Report how many lines of the entries below contain the word "color", and nothing more.

Begin

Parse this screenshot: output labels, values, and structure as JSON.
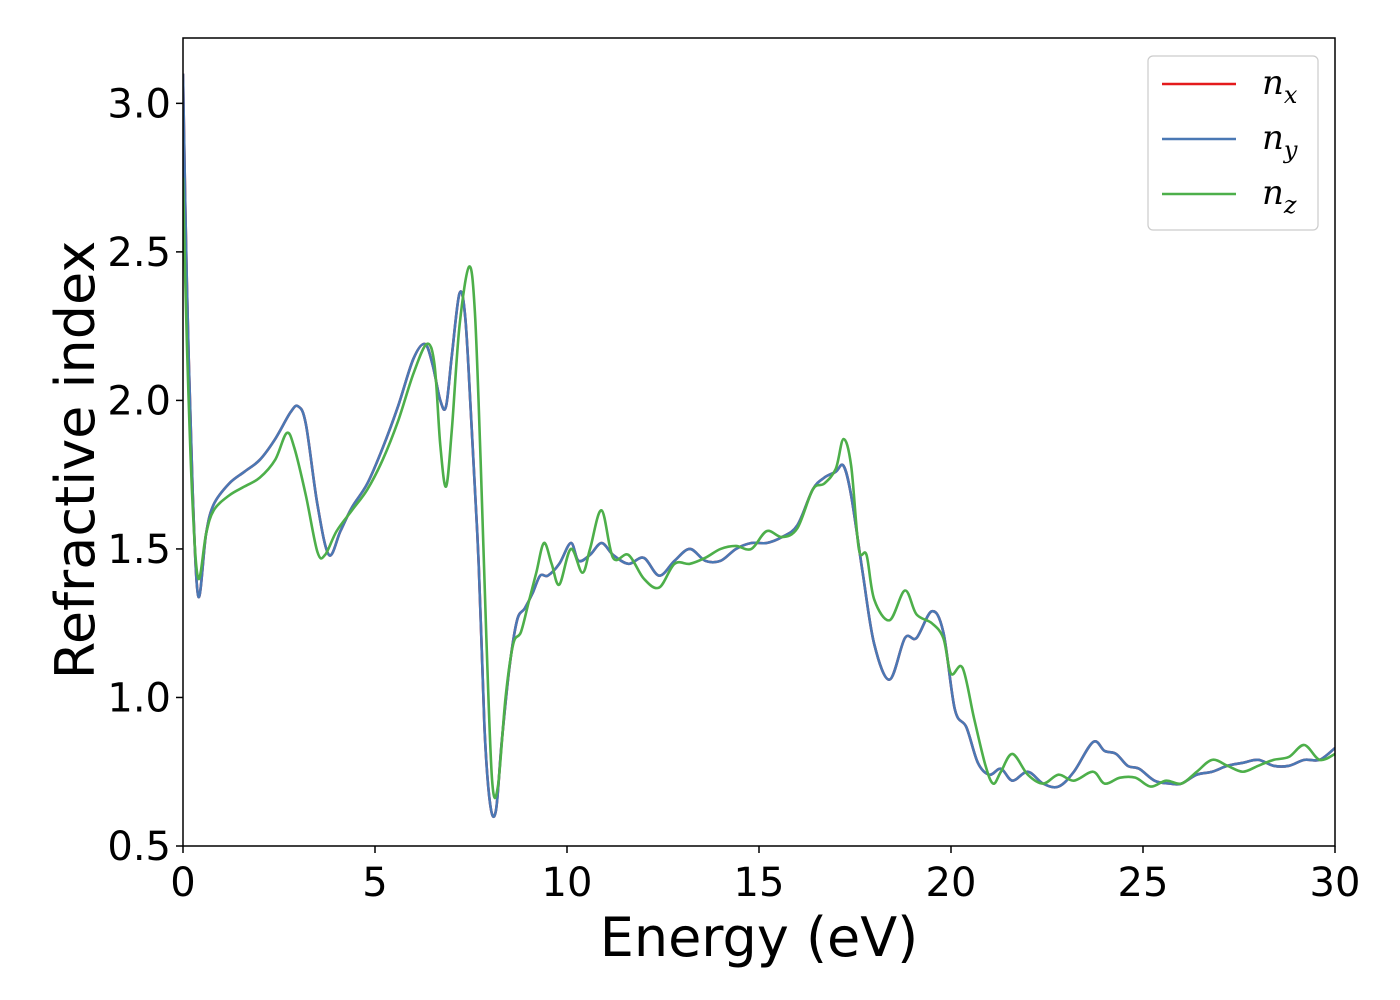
{
  "chart_data": {
    "type": "line",
    "title": "",
    "xlabel": "Energy (eV)",
    "ylabel": "Refractive index",
    "xlim": [
      0,
      30
    ],
    "ylim": [
      0.5,
      3.22
    ],
    "xticks": [
      0,
      5,
      10,
      15,
      20,
      25,
      30
    ],
    "yticks": [
      0.5,
      1.0,
      1.5,
      2.0,
      2.5,
      3.0
    ],
    "xtick_labels": [
      "0",
      "5",
      "10",
      "15",
      "20",
      "25",
      "30"
    ],
    "ytick_labels": [
      "0.5",
      "1.0",
      "1.5",
      "2.0",
      "2.5",
      "3.0"
    ],
    "grid": false,
    "legend_position": "top-right",
    "series": [
      {
        "name": "n_x",
        "label_base": "n",
        "label_sub": "x",
        "color": "#e41a1c",
        "x": [
          0,
          0.1,
          0.25,
          0.4,
          0.6,
          0.8,
          1.2,
          1.6,
          2.0,
          2.4,
          2.8,
          3.0,
          3.2,
          3.5,
          3.8,
          4.1,
          4.4,
          4.8,
          5.2,
          5.6,
          6.0,
          6.3,
          6.5,
          6.7,
          6.85,
          7.0,
          7.2,
          7.35,
          7.5,
          7.7,
          7.85,
          8.0,
          8.15,
          8.3,
          8.5,
          8.7,
          8.9,
          9.1,
          9.3,
          9.5,
          9.8,
          10.1,
          10.3,
          10.6,
          10.9,
          11.2,
          11.6,
          12.0,
          12.4,
          12.8,
          13.2,
          13.6,
          14.0,
          14.4,
          14.8,
          15.2,
          15.6,
          16.0,
          16.4,
          16.7,
          17.0,
          17.2,
          17.4,
          17.7,
          18.0,
          18.4,
          18.8,
          19.1,
          19.5,
          19.8,
          20.1,
          20.4,
          20.7,
          21.0,
          21.3,
          21.6,
          22.0,
          22.4,
          22.8,
          23.2,
          23.7,
          24.0,
          24.3,
          24.6,
          24.9,
          25.3,
          25.7,
          26.0,
          26.4,
          26.8,
          27.2,
          27.6,
          28.0,
          28.4,
          28.8,
          29.2,
          29.6,
          30.0
        ],
        "y": [
          3.1,
          2.4,
          1.7,
          1.34,
          1.55,
          1.65,
          1.72,
          1.76,
          1.8,
          1.87,
          1.96,
          1.98,
          1.92,
          1.65,
          1.48,
          1.56,
          1.64,
          1.72,
          1.84,
          1.98,
          2.14,
          2.19,
          2.12,
          2.0,
          1.98,
          2.15,
          2.36,
          2.28,
          1.95,
          1.45,
          0.9,
          0.64,
          0.62,
          0.85,
          1.1,
          1.26,
          1.3,
          1.35,
          1.41,
          1.41,
          1.45,
          1.52,
          1.46,
          1.48,
          1.52,
          1.48,
          1.45,
          1.47,
          1.41,
          1.46,
          1.5,
          1.46,
          1.46,
          1.5,
          1.52,
          1.52,
          1.54,
          1.58,
          1.7,
          1.74,
          1.76,
          1.78,
          1.68,
          1.42,
          1.18,
          1.06,
          1.2,
          1.2,
          1.29,
          1.22,
          0.96,
          0.9,
          0.78,
          0.74,
          0.76,
          0.72,
          0.75,
          0.71,
          0.7,
          0.75,
          0.85,
          0.82,
          0.81,
          0.77,
          0.76,
          0.72,
          0.71,
          0.71,
          0.74,
          0.75,
          0.77,
          0.78,
          0.79,
          0.77,
          0.77,
          0.79,
          0.79,
          0.83
        ]
      },
      {
        "name": "n_y",
        "label_base": "n",
        "label_sub": "y",
        "color": "#4a78b4",
        "x": [
          0,
          0.1,
          0.25,
          0.4,
          0.6,
          0.8,
          1.2,
          1.6,
          2.0,
          2.4,
          2.8,
          3.0,
          3.2,
          3.5,
          3.8,
          4.1,
          4.4,
          4.8,
          5.2,
          5.6,
          6.0,
          6.3,
          6.5,
          6.7,
          6.85,
          7.0,
          7.2,
          7.35,
          7.5,
          7.7,
          7.85,
          8.0,
          8.15,
          8.3,
          8.5,
          8.7,
          8.9,
          9.1,
          9.3,
          9.5,
          9.8,
          10.1,
          10.3,
          10.6,
          10.9,
          11.2,
          11.6,
          12.0,
          12.4,
          12.8,
          13.2,
          13.6,
          14.0,
          14.4,
          14.8,
          15.2,
          15.6,
          16.0,
          16.4,
          16.7,
          17.0,
          17.2,
          17.4,
          17.7,
          18.0,
          18.4,
          18.8,
          19.1,
          19.5,
          19.8,
          20.1,
          20.4,
          20.7,
          21.0,
          21.3,
          21.6,
          22.0,
          22.4,
          22.8,
          23.2,
          23.7,
          24.0,
          24.3,
          24.6,
          24.9,
          25.3,
          25.7,
          26.0,
          26.4,
          26.8,
          27.2,
          27.6,
          28.0,
          28.4,
          28.8,
          29.2,
          29.6,
          30.0
        ],
        "y": [
          3.1,
          2.4,
          1.7,
          1.34,
          1.55,
          1.65,
          1.72,
          1.76,
          1.8,
          1.87,
          1.96,
          1.98,
          1.92,
          1.65,
          1.48,
          1.56,
          1.64,
          1.72,
          1.84,
          1.98,
          2.14,
          2.19,
          2.12,
          2.0,
          1.98,
          2.15,
          2.36,
          2.28,
          1.95,
          1.45,
          0.9,
          0.64,
          0.62,
          0.85,
          1.1,
          1.26,
          1.3,
          1.35,
          1.41,
          1.41,
          1.45,
          1.52,
          1.46,
          1.48,
          1.52,
          1.48,
          1.45,
          1.47,
          1.41,
          1.46,
          1.5,
          1.46,
          1.46,
          1.5,
          1.52,
          1.52,
          1.54,
          1.58,
          1.7,
          1.74,
          1.76,
          1.78,
          1.68,
          1.42,
          1.18,
          1.06,
          1.2,
          1.2,
          1.29,
          1.22,
          0.96,
          0.9,
          0.78,
          0.74,
          0.76,
          0.72,
          0.75,
          0.71,
          0.7,
          0.75,
          0.85,
          0.82,
          0.81,
          0.77,
          0.76,
          0.72,
          0.71,
          0.71,
          0.74,
          0.75,
          0.77,
          0.78,
          0.79,
          0.77,
          0.77,
          0.79,
          0.79,
          0.83
        ]
      },
      {
        "name": "n_z",
        "label_base": "n",
        "label_sub": "z",
        "color": "#4daf4a",
        "x": [
          0,
          0.1,
          0.25,
          0.4,
          0.6,
          0.8,
          1.2,
          1.6,
          2.0,
          2.4,
          2.7,
          2.9,
          3.2,
          3.5,
          3.7,
          4.0,
          4.4,
          4.8,
          5.2,
          5.6,
          6.0,
          6.35,
          6.55,
          6.7,
          6.85,
          7.0,
          7.2,
          7.45,
          7.6,
          7.75,
          7.9,
          8.05,
          8.2,
          8.4,
          8.6,
          8.8,
          9.0,
          9.2,
          9.4,
          9.6,
          9.8,
          10.1,
          10.4,
          10.6,
          10.9,
          11.2,
          11.6,
          12.0,
          12.4,
          12.8,
          13.2,
          13.6,
          14.0,
          14.4,
          14.8,
          15.2,
          15.6,
          16.0,
          16.4,
          16.7,
          17.0,
          17.2,
          17.4,
          17.6,
          17.8,
          18.0,
          18.4,
          18.8,
          19.1,
          19.5,
          19.8,
          20.0,
          20.3,
          20.6,
          20.9,
          21.1,
          21.3,
          21.6,
          22.0,
          22.4,
          22.8,
          23.2,
          23.7,
          24.0,
          24.4,
          24.8,
          25.2,
          25.6,
          26.0,
          26.4,
          26.8,
          27.2,
          27.6,
          28.0,
          28.4,
          28.8,
          29.2,
          29.6,
          30.0
        ],
        "y": [
          2.75,
          2.2,
          1.65,
          1.4,
          1.55,
          1.63,
          1.68,
          1.71,
          1.74,
          1.8,
          1.89,
          1.84,
          1.68,
          1.49,
          1.48,
          1.56,
          1.63,
          1.7,
          1.8,
          1.93,
          2.09,
          2.19,
          2.12,
          1.85,
          1.71,
          1.9,
          2.25,
          2.45,
          2.3,
          1.8,
          1.2,
          0.72,
          0.7,
          1.0,
          1.18,
          1.22,
          1.32,
          1.42,
          1.52,
          1.45,
          1.38,
          1.5,
          1.42,
          1.5,
          1.63,
          1.47,
          1.48,
          1.4,
          1.37,
          1.45,
          1.45,
          1.47,
          1.5,
          1.51,
          1.5,
          1.56,
          1.54,
          1.57,
          1.7,
          1.72,
          1.77,
          1.87,
          1.78,
          1.5,
          1.48,
          1.33,
          1.26,
          1.36,
          1.28,
          1.25,
          1.2,
          1.08,
          1.1,
          0.93,
          0.77,
          0.71,
          0.75,
          0.81,
          0.74,
          0.71,
          0.74,
          0.72,
          0.75,
          0.71,
          0.73,
          0.73,
          0.7,
          0.72,
          0.71,
          0.75,
          0.79,
          0.77,
          0.75,
          0.77,
          0.79,
          0.8,
          0.84,
          0.79,
          0.81
        ]
      }
    ]
  }
}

End

* Reply to the exercise
3